* Begin Passage to read *

Go to ebay. Buy a Grandstream phone, buy a Cisco SPA303, buy a Polycom VVX500. Buy a Yealink. Buy a Snom. Take whatever you got out of the box, power it up, factory reset it, and let it come to a rest. Now start pressing keys on the dial pad.
You'll be surprised to discover that you can enter as many as you like, and if you press the same key a couple times, you'll get letters. Go ahead, punch in a domain name. google dot corn. Press "Send". If you pcap that phone, you'll see it do a Goddamn DNS lookup.
See - if you don't know - a domain name is not just a pointer to a website. They can contain volumes. The DNS is a *massive* library of information, which the bulk of the internet refuses to use because of capitalism.
There are endless dimensions of DNS records. So one of the things you can do with DNS is ask "For google.com, are there any SIP records?" You can do this, today, right now. It won't work because google didn't register any. Probably, anyway.
But the framework is there. Google is able to publish a domain record that anyone, anywhere can request, that will tell *specifically a VoIP phone* which address and port to send a session invite to, and all they have to do is park a PBX at that IP. Presto, you're talking.
There were FURTHER ideas. ENUM was supposed to let you map it the OTHER WAY. You put in a phone number, your phone does a DNS lookup and comes back with
- an IP address
- an *email* address
- a website
- a SIP URI
so, without changing ANYTHING about their existing system or divorcing from the public phone network at all, you would be able to put in Costco's phone number and your phone would ask "what method do you want to use to contact Costco" and present all these options
so again - we CREATED THE FRAMEWORK FOR THIS. IT'S THERE. IT WORKS. And we don't use it. Here are the reasons
I'm not sure why, but North Africa and China have a massive problem with phone fraud. Maybe phone calls are just frighteningly expensive over there. If you connect a PBX to the internet, you will get owned in under a minute.

* End Passage to read *
* Begin Dataset rows *

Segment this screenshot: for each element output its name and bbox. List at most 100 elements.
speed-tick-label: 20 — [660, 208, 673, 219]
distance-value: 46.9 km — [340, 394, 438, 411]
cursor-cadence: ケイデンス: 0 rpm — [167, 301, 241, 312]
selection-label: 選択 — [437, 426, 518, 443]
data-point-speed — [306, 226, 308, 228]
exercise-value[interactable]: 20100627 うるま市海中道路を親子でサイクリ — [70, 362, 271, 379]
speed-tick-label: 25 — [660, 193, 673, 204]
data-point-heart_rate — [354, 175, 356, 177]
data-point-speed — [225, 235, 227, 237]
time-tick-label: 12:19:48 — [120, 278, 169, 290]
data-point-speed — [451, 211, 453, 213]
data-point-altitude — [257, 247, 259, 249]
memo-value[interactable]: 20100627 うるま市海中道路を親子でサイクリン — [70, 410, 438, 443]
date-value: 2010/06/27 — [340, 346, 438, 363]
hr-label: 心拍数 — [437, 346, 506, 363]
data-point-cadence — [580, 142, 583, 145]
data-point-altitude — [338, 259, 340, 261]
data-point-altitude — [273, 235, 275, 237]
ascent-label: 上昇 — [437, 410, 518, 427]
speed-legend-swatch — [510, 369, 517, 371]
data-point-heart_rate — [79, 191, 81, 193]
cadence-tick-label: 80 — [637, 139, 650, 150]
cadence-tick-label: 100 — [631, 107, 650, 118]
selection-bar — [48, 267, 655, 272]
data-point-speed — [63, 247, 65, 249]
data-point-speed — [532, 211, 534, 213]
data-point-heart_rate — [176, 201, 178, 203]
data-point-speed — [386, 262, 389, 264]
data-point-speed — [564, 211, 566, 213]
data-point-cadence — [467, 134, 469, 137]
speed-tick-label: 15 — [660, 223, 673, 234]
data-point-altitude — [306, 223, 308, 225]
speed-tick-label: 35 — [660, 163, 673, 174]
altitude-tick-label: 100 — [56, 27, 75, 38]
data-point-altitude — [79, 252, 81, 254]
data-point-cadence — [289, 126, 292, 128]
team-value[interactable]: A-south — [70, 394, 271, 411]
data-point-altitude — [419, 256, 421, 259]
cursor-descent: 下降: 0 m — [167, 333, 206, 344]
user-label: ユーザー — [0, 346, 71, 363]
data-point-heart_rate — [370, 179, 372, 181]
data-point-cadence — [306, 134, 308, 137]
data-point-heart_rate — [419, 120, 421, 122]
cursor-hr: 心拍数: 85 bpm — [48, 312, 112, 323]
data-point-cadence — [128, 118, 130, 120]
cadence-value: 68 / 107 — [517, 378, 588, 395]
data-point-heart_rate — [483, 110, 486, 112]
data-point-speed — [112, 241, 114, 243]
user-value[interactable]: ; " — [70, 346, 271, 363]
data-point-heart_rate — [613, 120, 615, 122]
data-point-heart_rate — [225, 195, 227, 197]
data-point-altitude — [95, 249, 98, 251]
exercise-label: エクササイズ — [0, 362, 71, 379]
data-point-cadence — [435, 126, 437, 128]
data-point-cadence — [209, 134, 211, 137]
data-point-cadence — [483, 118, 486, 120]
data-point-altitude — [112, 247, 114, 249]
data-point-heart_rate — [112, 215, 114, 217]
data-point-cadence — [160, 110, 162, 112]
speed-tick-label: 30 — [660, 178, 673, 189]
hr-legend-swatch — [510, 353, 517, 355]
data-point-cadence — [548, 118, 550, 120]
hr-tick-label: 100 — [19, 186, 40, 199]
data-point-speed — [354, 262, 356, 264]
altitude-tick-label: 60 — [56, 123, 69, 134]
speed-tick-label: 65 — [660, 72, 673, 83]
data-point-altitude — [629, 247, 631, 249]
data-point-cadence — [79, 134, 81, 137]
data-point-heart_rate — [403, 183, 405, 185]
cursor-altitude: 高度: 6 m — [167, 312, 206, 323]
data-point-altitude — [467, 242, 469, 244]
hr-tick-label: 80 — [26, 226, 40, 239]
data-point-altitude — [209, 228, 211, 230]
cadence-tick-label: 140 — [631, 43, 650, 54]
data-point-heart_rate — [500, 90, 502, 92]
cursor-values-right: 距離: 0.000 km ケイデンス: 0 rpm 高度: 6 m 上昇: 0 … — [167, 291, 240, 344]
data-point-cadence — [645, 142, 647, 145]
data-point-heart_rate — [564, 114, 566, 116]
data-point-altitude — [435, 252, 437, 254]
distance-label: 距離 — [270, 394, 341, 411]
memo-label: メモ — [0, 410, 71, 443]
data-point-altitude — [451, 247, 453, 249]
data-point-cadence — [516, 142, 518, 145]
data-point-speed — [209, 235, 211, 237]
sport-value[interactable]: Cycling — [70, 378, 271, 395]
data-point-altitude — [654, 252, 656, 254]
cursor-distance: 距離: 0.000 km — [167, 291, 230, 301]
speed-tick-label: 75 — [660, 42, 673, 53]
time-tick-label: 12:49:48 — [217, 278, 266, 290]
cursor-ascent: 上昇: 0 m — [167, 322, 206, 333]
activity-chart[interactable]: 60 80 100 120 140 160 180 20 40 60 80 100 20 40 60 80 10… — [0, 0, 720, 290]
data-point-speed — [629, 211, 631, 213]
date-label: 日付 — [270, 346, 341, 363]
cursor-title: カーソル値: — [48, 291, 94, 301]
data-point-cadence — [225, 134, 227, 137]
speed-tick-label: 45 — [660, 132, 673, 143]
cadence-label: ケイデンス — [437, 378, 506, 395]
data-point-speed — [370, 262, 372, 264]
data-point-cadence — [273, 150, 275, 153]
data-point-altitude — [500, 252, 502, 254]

* End Dataset rows *

__What is asked__
a: Name every phone brand that the DNS passage says to buy on eBay.
b: Return, word for word, the part of the DNS passage that opens with the words containing "See - if you" and closes with "any. Probably, anyway.".
c: Answer these from the DNS passage:
(i) What kind of records does it say Google probably did not register for google.com?
(ii) Which two regions does it say have a massive problem with phone fraud?
(iii) How fast does it say a PBX connected to the internet will get owned?
The lines were taken from a different source than the DNS passage.

__Results of the exercise__
a: Grandstream, Cisco, Polycom, Yealink, Snom

b:
See - if you don't know - a domain name is not just a pointer to a website. They can contain volumes. The DNS is a *massive* library of information, which the bulk of the internet refuses to use because of capitalism.
There are endless dimensions of DNS records. So one of the things you can do with DNS is ask "For google.com, are there any SIP records?" You can do this, today, right now. It won't work because google didn't register any. Probably, anyway.

c:
(i) SIP records
(ii) North Africa and China
(iii) In under a minute